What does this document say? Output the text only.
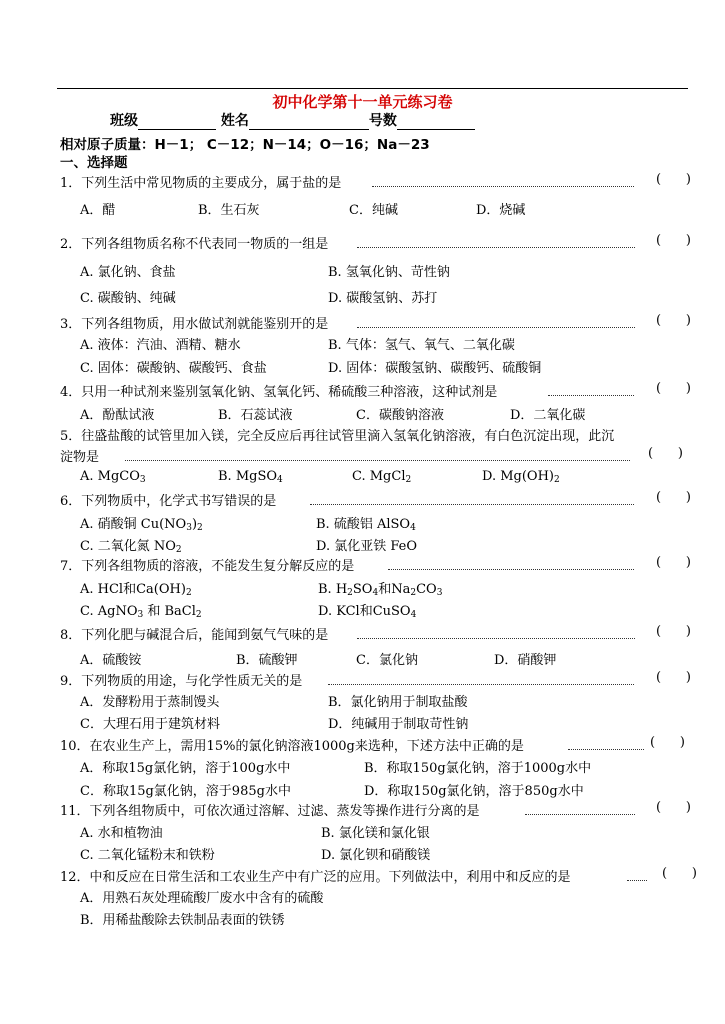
初中化学第十一单元练习卷
班级	姓名	号数
相对原子质量：H－1； C－12；N－14；O－16；Na－23
一、选择题
1．下列生活中常见物质的主要成分，属于盐的是	(      )
A．醋	B．生石灰	C．纯碱	D．烧碱
2．下列各组物质名称不代表同一物质的一组是	(      )
A. 氯化钠、食盐	B. 氢氧化钠、苛性钠
C. 碳酸钠、纯碱	D. 碳酸氢钠、苏打
3．下列各组物质，用水做试剂就能鉴别开的是	(      )
A. 液体：汽油、酒精、糖水	B. 气体：氢气、氧气、二氧化碳
C. 固体：碳酸钠、碳酸钙、食盐	D. 固体：碳酸氢钠、碳酸钙、硫酸铜
4．只用一种试剂来鉴别氢氧化钠、氢氧化钙、稀硫酸三种溶液，这种试剂是	(      )
A．酚酞试液	B．石蕊试液	C．碳酸钠溶液	D．二氧化碳
5．往盛盐酸的试管里加入镁，完全反应后再往试管里滴入氢氧化钠溶液，有白色沉淀出现，此沉
淀物是	(      )
A. MgCO$_3$	B. MgSO$_4$	C. MgCl$_2$	D. $Mg(OH)_2$
6．下列物质中，化学式书写错误的是	(      )
A. 硝酸铜 $Cu(NO_3)_2$	B. 硫酸铝 AlSO$_4$
C. 二氧化氮 $NO_2$	D. 氯化亚铁 FeO
7．下列各组物质的溶液，不能发生复分解反应的是	(      )
A. HCl和$Ca(OH)_2$	B. $H_2SO_4$和$Na_2CO_3$
C. AgNO$_3$ 和 BaCl$_2$	D. KCl和CuSO$_4$
8．下列化肥与碱混合后，能闻到氨气气味的是	(      )
A．硫酸铵	B．硫酸钾	C．氯化钠	D．硝酸钾
9．下列物质的用途，与化学性质无关的是	(      )
A．发酵粉用于蒸制馒头	B．氯化钠用于制取盐酸
C．大理石用于建筑材料	D．纯碱用于制取苛性钠
10．在农业生产上，需用15%的氯化钠溶液1000g来选种，下述方法中正确的是	(      )
A．称取15g氯化钠，溶于100g水中	B．称取150g氯化钠，溶于1000g水中
C．称取15g氯化钠，溶于985g水中	D．称取150g氯化钠，溶于850g水中
11．下列各组物质中，可依次通过溶解、过滤、蒸发等操作进行分离的是	(      )
A. 水和植物油	B. 氯化镁和氯化银
C. 二氧化锰粉末和铁粉	D. 氯化钡和硝酸镁
12．中和反应在日常生活和工农业生产中有广泛的应用。下列做法中，利用中和反应的是	(      )
A．用熟石灰处理硫酸厂废水中含有的硫酸
B．用稀盐酸除去铁制品表面的铁锈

Task to carry out →
Count the lines of the data that contain the string "碳酸氢钠", and reply with that number alone.

Answer for the task →
2